- Exercise goal -
Transcribe the material in full, exactly as written.

- Provided material -
_ _ _ _ _

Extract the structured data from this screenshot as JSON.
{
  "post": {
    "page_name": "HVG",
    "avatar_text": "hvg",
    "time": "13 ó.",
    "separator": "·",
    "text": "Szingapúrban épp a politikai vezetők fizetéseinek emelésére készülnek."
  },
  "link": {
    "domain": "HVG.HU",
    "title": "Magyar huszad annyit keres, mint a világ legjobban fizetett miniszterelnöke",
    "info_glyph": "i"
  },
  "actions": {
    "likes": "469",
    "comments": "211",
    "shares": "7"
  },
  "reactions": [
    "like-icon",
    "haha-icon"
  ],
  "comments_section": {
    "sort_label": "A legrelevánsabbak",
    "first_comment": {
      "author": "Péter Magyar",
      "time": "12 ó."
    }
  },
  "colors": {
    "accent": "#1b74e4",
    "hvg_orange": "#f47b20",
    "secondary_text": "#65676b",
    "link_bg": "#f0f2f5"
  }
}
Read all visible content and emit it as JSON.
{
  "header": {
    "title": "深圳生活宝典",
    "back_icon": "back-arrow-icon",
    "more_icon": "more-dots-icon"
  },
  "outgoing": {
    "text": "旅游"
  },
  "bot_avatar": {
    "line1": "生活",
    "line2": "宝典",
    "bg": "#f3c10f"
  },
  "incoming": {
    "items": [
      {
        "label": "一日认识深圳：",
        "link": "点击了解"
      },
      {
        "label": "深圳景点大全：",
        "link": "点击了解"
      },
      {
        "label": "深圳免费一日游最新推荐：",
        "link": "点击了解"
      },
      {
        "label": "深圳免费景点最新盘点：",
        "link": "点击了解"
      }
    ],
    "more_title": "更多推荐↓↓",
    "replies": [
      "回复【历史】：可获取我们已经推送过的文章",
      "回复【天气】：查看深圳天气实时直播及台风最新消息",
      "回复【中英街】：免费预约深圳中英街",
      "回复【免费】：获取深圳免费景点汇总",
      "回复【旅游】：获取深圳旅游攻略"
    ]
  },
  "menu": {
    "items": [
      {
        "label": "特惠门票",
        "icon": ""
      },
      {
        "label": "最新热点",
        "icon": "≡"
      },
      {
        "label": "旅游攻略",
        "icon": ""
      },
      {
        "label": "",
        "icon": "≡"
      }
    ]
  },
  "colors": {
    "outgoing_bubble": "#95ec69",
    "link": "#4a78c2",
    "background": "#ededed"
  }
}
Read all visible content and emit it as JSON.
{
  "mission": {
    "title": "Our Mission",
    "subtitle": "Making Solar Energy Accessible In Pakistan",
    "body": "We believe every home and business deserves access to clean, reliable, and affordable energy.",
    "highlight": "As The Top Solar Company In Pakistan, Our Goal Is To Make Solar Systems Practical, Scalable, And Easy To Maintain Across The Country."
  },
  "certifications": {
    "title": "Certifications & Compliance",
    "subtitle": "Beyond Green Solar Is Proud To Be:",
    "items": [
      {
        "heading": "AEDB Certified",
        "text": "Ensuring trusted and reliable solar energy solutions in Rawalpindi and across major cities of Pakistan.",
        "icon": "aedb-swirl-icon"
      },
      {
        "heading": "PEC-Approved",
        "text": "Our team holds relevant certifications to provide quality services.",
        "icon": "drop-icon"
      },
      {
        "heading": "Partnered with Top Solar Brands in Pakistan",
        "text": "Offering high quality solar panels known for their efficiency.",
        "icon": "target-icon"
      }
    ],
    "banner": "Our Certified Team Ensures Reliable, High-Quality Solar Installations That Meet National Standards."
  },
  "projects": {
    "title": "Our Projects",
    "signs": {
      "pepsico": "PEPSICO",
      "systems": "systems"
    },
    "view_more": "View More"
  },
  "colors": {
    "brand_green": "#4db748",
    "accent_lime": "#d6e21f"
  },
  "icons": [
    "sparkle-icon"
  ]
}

_ _ _ _ _

- Written solution -
Extract the structured data from this screenshot as JSON.
{
  "post": {
    "page_name": "HVG",
    "avatar_text": "hvg",
    "time": "13 ó.",
    "separator": "·",
    "text": "Szingapúrban épp a politikai vezetők fizetéseinek emelésére készülnek."
  },
  "link": {
    "domain": "HVG.HU",
    "title": "Magyar huszad annyit keres, mint a világ legjobban fizetett miniszterelnöke",
    "info_glyph": "i"
  },
  "actions": {
    "likes": "469",
    "comments": "211",
    "shares": "7"
  },
  "reactions": [
    "like-icon",
    "haha-icon"
  ],
  "comments_section": {
    "sort_label": "A legrelevánsabbak",
    "first_comment": {
      "author": "Péter Magyar",
      "time": "12 ó."
    }
  },
  "colors": {
    "accent": "#1b74e4",
    "hvg_orange": "#f47b20",
    "secondary_text": "#65676b",
    "link_bg": "#f0f2f5"
  }
}
Read all visible content and emit it as JSON.
{
  "header": {
    "title": "深圳生活宝典",
    "back_icon": "back-arrow-icon",
    "more_icon": "more-dots-icon"
  },
  "outgoing": {
    "text": "旅游"
  },
  "bot_avatar": {
    "line1": "生活",
    "line2": "宝典",
    "bg": "#f3c10f"
  },
  "incoming": {
    "items": [
      {
        "label": "一日认识深圳：",
        "link": "点击了解"
      },
      {
        "label": "深圳景点大全：",
        "link": "点击了解"
      },
      {
        "label": "深圳免费一日游最新推荐：",
        "link": "点击了解"
      },
      {
        "label": "深圳免费景点最新盘点：",
        "link": "点击了解"
      }
    ],
    "more_title": "更多推荐↓↓",
    "replies": [
      "回复【历史】：可获取我们已经推送过的文章",
      "回复【天气】：查看深圳天气实时直播及台风最新消息",
      "回复【中英街】：免费预约深圳中英街",
      "回复【免费】：获取深圳免费景点汇总",
      "回复【旅游】：获取深圳旅游攻略"
    ]
  },
  "menu": {
    "items": [
      {
        "label": "特惠门票",
        "icon": ""
      },
      {
        "label": "最新热点",
        "icon": "≡"
      },
      {
        "label": "旅游攻略",
        "icon": ""
      },
      {
        "label": "",
        "icon": "≡"
      }
    ]
  },
  "colors": {
    "outgoing_bubble": "#95ec69",
    "link": "#4a78c2",
    "background": "#ededed"
  }
}
Read all visible content and emit it as JSON.
{
  "mission": {
    "title": "Our Mission",
    "subtitle": "Making Solar Energy Accessible In Pakistan",
    "body": "We believe every home and business deserves access to clean, reliable, and affordable energy.",
    "highlight": "As The Top Solar Company In Pakistan, Our Goal Is To Make Solar Systems Practical, Scalable, And Easy To Maintain Across The Country."
  },
  "certifications": {
    "title": "Certifications & Compliance",
    "subtitle": "Beyond Green Solar Is Proud To Be:",
    "items": [
      {
        "heading": "AEDB Certified",
        "text": "Ensuring trusted and reliable solar energy solutions in Rawalpindi and across major cities of Pakistan.",
        "icon": "aedb-swirl-icon"
      },
      {
        "heading": "PEC-Approved",
        "text": "Our team holds relevant certifications to provide quality services.",
        "icon": "drop-icon"
      },
      {
        "heading": "Partnered with Top Solar Brands in Pakistan",
        "text": "Offering high quality solar panels known for their efficiency.",
        "icon": "target-icon"
      }
    ],
    "banner": "Our Certified Team Ensures Reliable, High-Quality Solar Installations That Meet National Standards."
  },
  "projects": {
    "title": "Our Projects",
    "signs": {
      "pepsico": "PEPSICO",
      "systems": "systems"
    },
    "view_more": "View More"
  },
  "colors": {
    "brand_green": "#4db748",
    "accent_lime": "#d6e21f"
  },
  "icons": [
    "sparkle-icon"
  ]
}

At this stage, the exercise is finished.